• [Problem to work on]:
Copy every record exactly, and keep the pictures out.
— START —
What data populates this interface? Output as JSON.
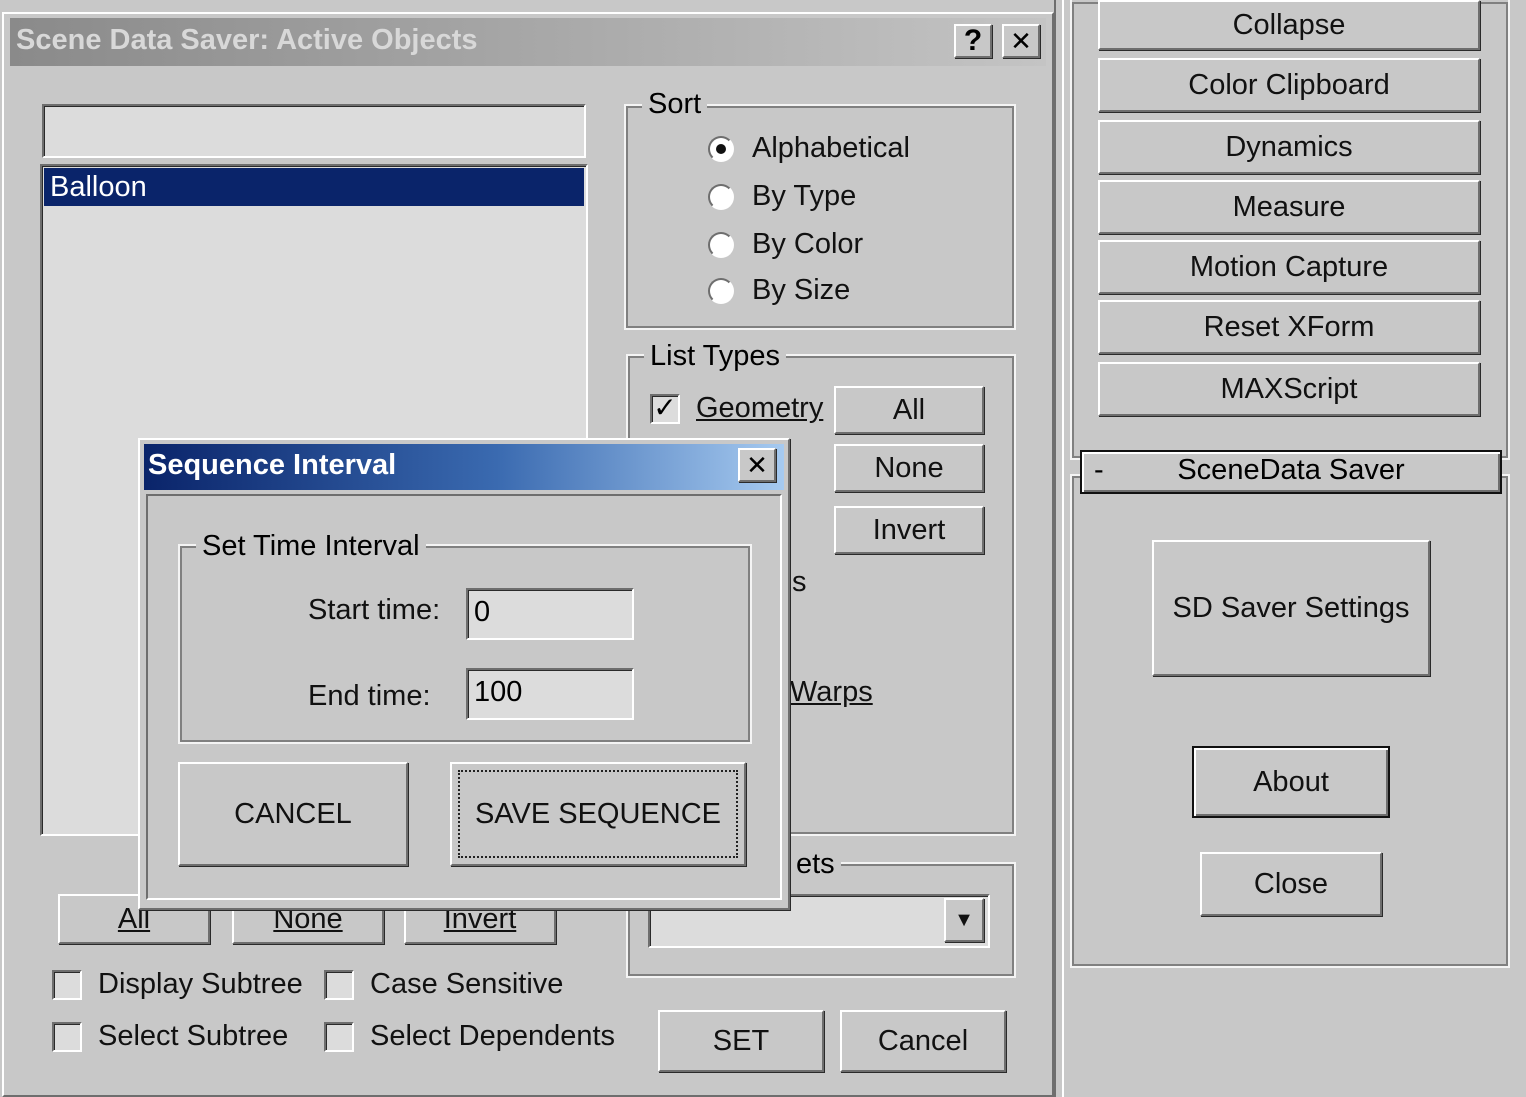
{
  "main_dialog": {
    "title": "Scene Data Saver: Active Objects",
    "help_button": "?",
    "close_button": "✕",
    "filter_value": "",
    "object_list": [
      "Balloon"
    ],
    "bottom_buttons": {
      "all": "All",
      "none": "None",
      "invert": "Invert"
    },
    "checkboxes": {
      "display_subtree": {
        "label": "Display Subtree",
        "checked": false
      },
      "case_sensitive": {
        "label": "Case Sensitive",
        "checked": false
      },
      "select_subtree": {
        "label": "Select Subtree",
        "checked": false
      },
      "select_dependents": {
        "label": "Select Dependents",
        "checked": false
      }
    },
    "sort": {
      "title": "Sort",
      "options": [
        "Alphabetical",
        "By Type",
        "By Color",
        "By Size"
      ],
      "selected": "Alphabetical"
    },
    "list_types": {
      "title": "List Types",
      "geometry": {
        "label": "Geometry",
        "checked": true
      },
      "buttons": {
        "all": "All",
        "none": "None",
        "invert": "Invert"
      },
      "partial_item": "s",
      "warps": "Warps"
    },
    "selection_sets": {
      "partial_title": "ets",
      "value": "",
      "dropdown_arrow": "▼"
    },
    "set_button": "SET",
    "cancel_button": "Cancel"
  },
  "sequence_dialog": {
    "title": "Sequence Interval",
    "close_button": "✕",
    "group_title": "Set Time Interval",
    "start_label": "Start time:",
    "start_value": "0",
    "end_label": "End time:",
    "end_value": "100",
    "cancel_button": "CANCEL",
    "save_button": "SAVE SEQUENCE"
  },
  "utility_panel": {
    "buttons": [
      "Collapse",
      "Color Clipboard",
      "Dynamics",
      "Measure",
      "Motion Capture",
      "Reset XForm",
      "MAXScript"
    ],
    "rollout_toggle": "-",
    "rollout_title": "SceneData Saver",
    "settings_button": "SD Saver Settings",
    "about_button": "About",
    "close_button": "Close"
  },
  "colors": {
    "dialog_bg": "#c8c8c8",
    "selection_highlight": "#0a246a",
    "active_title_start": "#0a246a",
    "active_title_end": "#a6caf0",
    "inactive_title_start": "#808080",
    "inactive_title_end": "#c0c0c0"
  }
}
— END —
• [Response for this exercise]:
What data populates this interface? Output as JSON.
{
  "main_dialog": {
    "title": "Scene Data Saver: Active Objects",
    "help_button": "?",
    "close_button": "✕",
    "filter_value": "",
    "object_list": [
      "Balloon"
    ],
    "bottom_buttons": {
      "all": "All",
      "none": "None",
      "invert": "Invert"
    },
    "checkboxes": {
      "display_subtree": {
        "label": "Display Subtree",
        "checked": false
      },
      "case_sensitive": {
        "label": "Case Sensitive",
        "checked": false
      },
      "select_subtree": {
        "label": "Select Subtree",
        "checked": false
      },
      "select_dependents": {
        "label": "Select Dependents",
        "checked": false
      }
    },
    "sort": {
      "title": "Sort",
      "options": [
        "Alphabetical",
        "By Type",
        "By Color",
        "By Size"
      ],
      "selected": "Alphabetical"
    },
    "list_types": {
      "title": "List Types",
      "geometry": {
        "label": "Geometry",
        "checked": true
      },
      "buttons": {
        "all": "All",
        "none": "None",
        "invert": "Invert"
      },
      "partial_item": "s",
      "warps": "Warps"
    },
    "selection_sets": {
      "partial_title": "ets",
      "value": "",
      "dropdown_arrow": "▼"
    },
    "set_button": "SET",
    "cancel_button": "Cancel"
  },
  "sequence_dialog": {
    "title": "Sequence Interval",
    "close_button": "✕",
    "group_title": "Set Time Interval",
    "start_label": "Start time:",
    "start_value": "0",
    "end_label": "End time:",
    "end_value": "100",
    "cancel_button": "CANCEL",
    "save_button": "SAVE SEQUENCE"
  },
  "utility_panel": {
    "buttons": [
      "Collapse",
      "Color Clipboard",
      "Dynamics",
      "Measure",
      "Motion Capture",
      "Reset XForm",
      "MAXScript"
    ],
    "rollout_toggle": "-",
    "rollout_title": "SceneData Saver",
    "settings_button": "SD Saver Settings",
    "about_button": "About",
    "close_button": "Close"
  },
  "colors": {
    "dialog_bg": "#c8c8c8",
    "selection_highlight": "#0a246a",
    "active_title_start": "#0a246a",
    "active_title_end": "#a6caf0",
    "inactive_title_start": "#808080",
    "inactive_title_end": "#c0c0c0"
  }
}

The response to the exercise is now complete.